● Raw records:
◇ ◇ ◇ ◇
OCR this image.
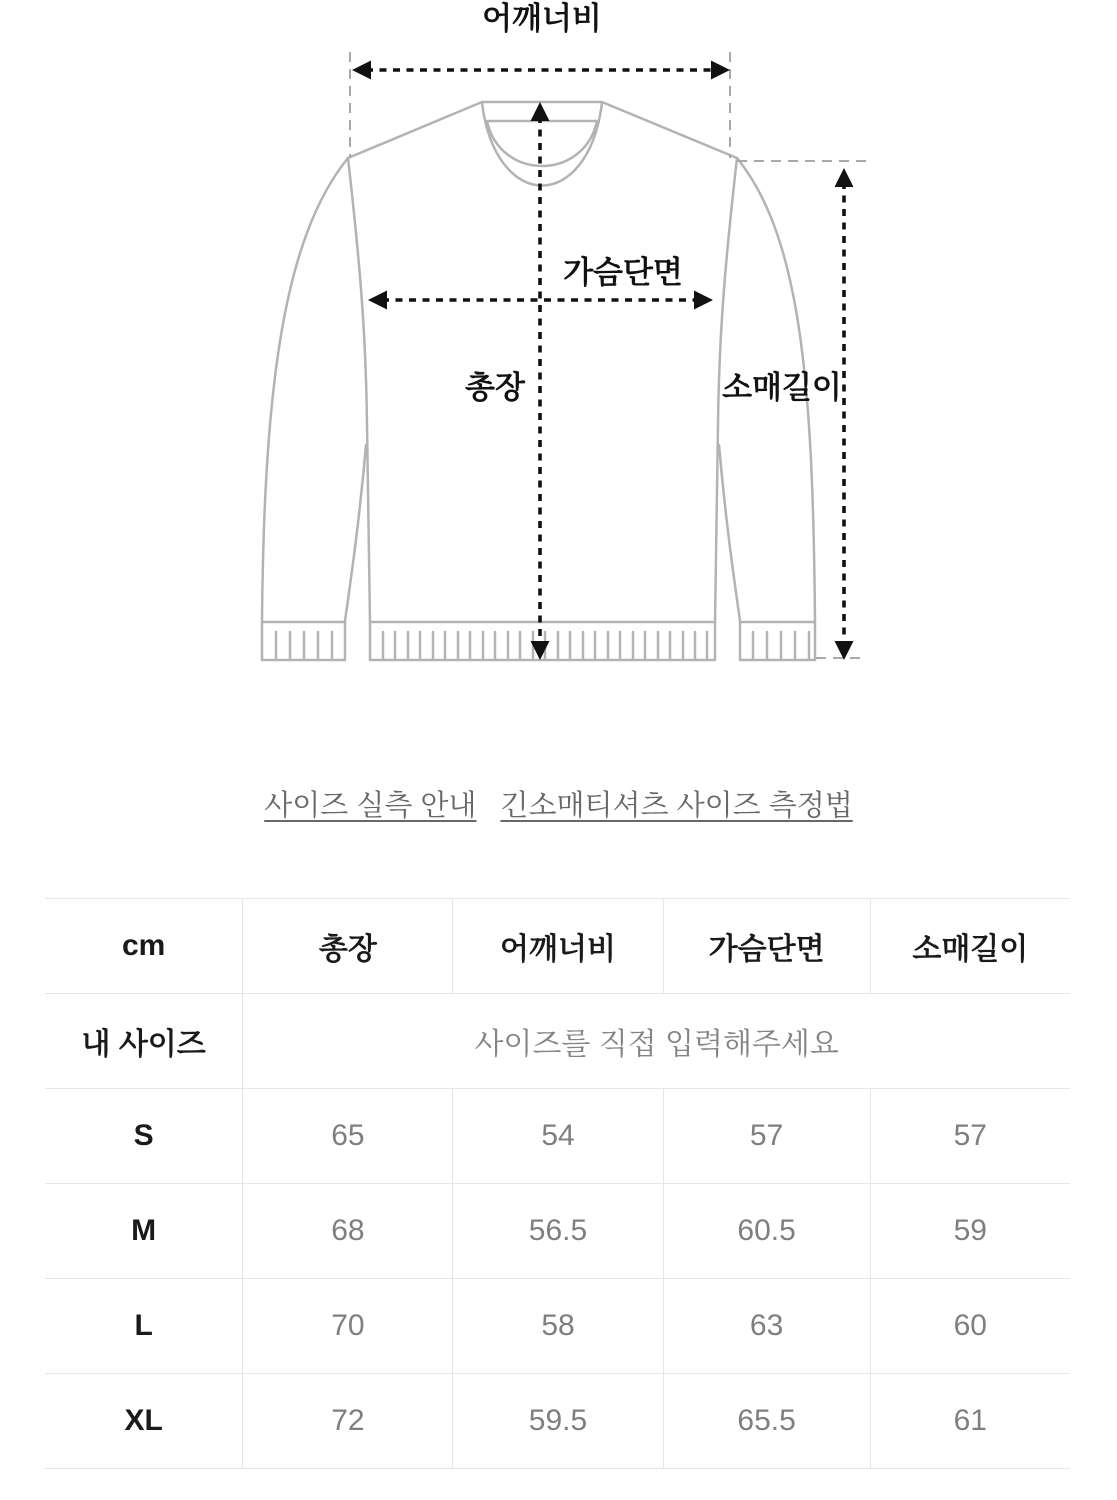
어깨너비
가슴단면
총장	소매길이
사이즈 실측 안내 긴소매티셔츠 사이즈 측정법
cm	총장	어깨너비	가슴단면	소매길이
내 사이즈	사이즈를 직접 입력해주세요			
S	65	54	57	57
M	68	56.5	60.5	59
L	70	58	63	60
XL	72	59.5	65.5	61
◇ ◇ ◇ ◇
Without including any pictures, print all of the material exactly as given.

OCR this image.
어깨너비
가슴단면
총장	소매길이
사이즈 실측 안내 긴소매티셔츠 사이즈 측정법
cm	총장	어깨너비	가슴단면	소매길이
내 사이즈	사이즈를 직접 입력해주세요			
S	65	54	57	57
M	68	56.5	60.5	59
L	70	58	63	60
XL	72	59.5	65.5	61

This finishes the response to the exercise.